▶ _EXERCISE TASK_:
In the entries, starting at the first line and ending at the line that contains "39, 810, 61]", replace "interactable" with "clickable". Reproduce only those lines, with nothing else changed.

▶ _DATA IN THIS EXERCISE_:
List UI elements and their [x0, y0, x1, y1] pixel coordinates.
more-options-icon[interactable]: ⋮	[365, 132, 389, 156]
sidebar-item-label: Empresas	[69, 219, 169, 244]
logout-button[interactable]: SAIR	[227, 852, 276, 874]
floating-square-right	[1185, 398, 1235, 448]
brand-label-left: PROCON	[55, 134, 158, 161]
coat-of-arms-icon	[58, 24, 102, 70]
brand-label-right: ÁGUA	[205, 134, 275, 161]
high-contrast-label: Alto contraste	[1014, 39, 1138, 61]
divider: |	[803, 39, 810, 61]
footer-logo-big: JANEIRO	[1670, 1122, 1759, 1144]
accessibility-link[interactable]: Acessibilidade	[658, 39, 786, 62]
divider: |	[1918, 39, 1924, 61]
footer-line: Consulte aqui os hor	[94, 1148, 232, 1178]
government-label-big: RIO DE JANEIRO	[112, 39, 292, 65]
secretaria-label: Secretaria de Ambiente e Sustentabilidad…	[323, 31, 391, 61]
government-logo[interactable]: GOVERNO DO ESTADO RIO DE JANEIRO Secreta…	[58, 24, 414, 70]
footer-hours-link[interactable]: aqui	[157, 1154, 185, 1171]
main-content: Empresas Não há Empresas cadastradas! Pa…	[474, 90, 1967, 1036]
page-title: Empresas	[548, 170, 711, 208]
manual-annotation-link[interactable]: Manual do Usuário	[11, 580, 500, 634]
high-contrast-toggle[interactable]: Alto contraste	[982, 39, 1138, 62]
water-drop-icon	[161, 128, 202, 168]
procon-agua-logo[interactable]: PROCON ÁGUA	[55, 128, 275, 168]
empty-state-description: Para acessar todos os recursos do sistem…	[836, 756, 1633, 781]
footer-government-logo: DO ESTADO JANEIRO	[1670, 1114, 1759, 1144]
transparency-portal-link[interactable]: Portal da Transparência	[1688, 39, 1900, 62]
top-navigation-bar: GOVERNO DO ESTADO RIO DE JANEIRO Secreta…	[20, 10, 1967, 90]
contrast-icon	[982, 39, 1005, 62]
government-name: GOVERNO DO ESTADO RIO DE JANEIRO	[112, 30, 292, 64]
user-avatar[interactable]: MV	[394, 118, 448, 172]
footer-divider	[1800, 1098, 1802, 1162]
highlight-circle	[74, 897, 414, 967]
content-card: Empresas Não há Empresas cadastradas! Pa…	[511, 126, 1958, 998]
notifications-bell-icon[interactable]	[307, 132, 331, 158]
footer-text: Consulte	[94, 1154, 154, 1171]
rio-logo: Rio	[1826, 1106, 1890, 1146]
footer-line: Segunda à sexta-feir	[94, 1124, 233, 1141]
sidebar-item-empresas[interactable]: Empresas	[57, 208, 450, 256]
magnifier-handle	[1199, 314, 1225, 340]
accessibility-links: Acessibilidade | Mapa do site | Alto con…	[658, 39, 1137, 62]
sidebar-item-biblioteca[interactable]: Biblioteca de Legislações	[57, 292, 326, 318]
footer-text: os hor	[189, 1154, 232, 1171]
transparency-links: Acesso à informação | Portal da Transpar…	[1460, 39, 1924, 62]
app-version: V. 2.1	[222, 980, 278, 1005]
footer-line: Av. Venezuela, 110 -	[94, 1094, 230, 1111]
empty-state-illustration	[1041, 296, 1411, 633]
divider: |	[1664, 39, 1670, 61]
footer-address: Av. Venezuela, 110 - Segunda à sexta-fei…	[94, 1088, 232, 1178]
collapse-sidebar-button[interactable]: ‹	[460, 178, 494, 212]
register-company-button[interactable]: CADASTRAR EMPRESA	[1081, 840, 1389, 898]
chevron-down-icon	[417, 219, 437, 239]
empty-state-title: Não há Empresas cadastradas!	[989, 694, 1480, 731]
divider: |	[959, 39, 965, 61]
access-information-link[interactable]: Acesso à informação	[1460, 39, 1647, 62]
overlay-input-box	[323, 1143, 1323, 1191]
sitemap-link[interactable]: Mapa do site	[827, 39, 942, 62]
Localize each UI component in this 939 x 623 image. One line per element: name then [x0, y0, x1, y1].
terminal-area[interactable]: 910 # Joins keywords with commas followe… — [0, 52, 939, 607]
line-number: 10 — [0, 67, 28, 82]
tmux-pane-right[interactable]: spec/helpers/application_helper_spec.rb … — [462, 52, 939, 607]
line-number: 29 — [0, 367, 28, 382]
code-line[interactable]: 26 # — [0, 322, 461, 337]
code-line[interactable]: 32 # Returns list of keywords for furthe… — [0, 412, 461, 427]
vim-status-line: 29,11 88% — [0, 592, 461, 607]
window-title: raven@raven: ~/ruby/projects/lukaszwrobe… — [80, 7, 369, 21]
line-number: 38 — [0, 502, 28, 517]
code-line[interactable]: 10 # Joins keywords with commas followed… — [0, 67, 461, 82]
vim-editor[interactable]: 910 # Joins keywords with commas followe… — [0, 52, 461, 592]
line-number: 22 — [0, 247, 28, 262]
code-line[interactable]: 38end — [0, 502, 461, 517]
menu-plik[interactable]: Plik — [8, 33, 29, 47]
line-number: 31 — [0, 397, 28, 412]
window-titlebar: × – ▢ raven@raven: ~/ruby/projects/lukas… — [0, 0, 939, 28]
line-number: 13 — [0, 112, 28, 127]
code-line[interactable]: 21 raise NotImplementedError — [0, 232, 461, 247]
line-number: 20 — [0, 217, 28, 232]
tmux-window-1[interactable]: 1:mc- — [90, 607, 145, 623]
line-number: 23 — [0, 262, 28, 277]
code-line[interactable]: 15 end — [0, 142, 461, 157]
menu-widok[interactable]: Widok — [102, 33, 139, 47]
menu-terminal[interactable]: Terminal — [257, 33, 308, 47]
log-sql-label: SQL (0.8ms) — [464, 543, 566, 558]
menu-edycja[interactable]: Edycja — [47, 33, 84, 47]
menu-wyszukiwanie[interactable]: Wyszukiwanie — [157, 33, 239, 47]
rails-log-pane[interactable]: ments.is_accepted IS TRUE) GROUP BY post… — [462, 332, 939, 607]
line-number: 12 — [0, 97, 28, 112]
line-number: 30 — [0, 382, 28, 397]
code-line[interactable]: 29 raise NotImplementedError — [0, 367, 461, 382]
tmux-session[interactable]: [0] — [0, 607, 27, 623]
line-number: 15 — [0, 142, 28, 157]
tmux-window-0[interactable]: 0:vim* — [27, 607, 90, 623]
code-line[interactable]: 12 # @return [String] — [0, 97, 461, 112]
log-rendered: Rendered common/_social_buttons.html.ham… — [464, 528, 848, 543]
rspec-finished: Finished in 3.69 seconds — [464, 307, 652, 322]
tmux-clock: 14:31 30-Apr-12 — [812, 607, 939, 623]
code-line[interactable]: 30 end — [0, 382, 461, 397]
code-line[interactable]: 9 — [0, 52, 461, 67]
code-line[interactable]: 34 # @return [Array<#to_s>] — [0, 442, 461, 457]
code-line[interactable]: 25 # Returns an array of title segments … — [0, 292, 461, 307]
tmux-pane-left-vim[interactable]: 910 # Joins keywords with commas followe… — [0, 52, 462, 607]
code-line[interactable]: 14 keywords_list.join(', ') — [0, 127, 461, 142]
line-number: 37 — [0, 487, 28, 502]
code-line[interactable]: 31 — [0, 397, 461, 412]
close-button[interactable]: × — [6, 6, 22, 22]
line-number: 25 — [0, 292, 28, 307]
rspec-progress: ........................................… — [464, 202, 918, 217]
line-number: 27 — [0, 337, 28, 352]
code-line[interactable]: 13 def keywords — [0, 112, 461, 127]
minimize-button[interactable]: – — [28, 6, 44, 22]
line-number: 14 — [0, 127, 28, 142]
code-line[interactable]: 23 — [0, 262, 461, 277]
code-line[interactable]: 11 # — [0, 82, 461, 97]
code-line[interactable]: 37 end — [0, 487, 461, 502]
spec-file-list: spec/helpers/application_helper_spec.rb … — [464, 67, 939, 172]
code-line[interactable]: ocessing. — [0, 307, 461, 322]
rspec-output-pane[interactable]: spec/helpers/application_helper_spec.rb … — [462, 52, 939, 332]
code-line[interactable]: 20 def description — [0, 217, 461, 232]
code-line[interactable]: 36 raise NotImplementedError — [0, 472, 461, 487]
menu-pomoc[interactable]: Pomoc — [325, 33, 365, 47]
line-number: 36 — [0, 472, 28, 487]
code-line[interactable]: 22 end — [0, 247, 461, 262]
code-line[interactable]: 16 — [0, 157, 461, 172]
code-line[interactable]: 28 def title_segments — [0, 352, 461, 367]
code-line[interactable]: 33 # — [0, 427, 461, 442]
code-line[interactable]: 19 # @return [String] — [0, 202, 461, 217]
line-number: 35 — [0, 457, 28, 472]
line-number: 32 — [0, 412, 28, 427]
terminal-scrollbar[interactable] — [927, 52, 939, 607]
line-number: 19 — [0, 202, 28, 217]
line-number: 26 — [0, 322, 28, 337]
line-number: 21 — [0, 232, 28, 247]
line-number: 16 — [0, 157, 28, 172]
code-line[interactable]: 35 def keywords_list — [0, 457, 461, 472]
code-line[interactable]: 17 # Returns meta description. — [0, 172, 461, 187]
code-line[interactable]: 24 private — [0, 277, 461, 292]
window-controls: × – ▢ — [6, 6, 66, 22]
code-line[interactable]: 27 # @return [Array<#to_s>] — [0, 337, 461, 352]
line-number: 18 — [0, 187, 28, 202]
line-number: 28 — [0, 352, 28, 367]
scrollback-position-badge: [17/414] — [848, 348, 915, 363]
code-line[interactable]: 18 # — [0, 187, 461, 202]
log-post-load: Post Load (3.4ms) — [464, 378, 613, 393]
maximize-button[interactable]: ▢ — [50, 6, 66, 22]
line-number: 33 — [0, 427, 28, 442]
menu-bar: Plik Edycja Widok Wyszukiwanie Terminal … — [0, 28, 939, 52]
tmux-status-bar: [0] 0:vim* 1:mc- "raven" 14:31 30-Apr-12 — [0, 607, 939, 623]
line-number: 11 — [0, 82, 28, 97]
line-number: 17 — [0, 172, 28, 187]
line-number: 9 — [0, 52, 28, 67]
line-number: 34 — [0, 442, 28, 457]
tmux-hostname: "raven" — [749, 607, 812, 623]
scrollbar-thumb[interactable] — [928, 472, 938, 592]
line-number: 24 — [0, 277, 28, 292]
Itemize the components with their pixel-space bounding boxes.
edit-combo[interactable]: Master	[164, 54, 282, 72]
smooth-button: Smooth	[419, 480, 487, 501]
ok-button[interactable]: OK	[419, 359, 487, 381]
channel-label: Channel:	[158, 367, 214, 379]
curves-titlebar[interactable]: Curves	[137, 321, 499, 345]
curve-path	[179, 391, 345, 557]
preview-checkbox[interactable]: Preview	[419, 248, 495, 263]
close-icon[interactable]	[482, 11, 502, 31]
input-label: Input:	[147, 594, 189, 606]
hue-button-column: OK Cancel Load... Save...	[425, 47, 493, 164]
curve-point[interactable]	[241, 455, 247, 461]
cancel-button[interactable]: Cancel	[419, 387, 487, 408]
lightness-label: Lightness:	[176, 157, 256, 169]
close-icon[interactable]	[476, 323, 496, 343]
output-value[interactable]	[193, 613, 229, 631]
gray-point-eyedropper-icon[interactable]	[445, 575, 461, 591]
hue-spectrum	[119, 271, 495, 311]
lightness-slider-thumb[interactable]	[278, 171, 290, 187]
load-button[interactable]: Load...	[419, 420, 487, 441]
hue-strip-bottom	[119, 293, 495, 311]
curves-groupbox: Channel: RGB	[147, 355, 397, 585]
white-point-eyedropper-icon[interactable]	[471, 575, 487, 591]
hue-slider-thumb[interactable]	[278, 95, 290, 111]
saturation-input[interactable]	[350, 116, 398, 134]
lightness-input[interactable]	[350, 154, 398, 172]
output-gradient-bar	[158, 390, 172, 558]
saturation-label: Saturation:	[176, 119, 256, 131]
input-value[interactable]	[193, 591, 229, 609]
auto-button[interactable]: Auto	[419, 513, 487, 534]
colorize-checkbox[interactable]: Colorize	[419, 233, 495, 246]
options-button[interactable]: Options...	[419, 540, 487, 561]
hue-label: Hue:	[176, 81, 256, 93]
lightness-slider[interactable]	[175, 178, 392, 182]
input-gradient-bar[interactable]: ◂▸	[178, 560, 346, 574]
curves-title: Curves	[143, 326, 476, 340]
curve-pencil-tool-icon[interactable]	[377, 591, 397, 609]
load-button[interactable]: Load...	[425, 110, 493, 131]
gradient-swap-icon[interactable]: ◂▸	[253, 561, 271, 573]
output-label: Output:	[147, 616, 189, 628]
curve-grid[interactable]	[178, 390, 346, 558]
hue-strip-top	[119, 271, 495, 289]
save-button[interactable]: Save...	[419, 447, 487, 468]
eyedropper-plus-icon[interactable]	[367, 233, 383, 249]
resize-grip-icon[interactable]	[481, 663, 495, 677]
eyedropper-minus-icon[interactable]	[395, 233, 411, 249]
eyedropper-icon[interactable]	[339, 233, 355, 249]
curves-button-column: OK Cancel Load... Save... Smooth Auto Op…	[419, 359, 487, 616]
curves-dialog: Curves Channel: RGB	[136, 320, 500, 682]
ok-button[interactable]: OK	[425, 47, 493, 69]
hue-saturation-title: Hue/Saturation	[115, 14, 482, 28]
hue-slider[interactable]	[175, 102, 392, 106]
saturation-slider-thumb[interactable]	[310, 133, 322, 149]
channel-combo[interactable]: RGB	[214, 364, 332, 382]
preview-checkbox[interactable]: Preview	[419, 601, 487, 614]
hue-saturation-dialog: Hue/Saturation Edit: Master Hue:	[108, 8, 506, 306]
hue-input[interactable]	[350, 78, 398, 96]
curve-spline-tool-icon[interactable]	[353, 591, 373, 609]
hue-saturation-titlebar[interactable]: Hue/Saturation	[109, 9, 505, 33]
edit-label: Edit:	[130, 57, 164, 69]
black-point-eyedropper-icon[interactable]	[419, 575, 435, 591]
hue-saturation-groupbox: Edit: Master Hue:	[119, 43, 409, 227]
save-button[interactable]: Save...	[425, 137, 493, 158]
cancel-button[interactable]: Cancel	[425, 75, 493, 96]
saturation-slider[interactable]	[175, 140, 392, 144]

▶ _SOLUTION_:
List UI elements and their [x0, y0, x1, y1] pixel coordinates.
more-options-icon[clickable]: ⋮	[365, 132, 389, 156]
sidebar-item-label: Empresas	[69, 219, 169, 244]
logout-button[clickable]: SAIR	[227, 852, 276, 874]
floating-square-right	[1185, 398, 1235, 448]
brand-label-left: PROCON	[55, 134, 158, 161]
coat-of-arms-icon	[58, 24, 102, 70]
brand-label-right: ÁGUA	[205, 134, 275, 161]
high-contrast-label: Alto contraste	[1014, 39, 1138, 61]
divider: |	[803, 39, 810, 61]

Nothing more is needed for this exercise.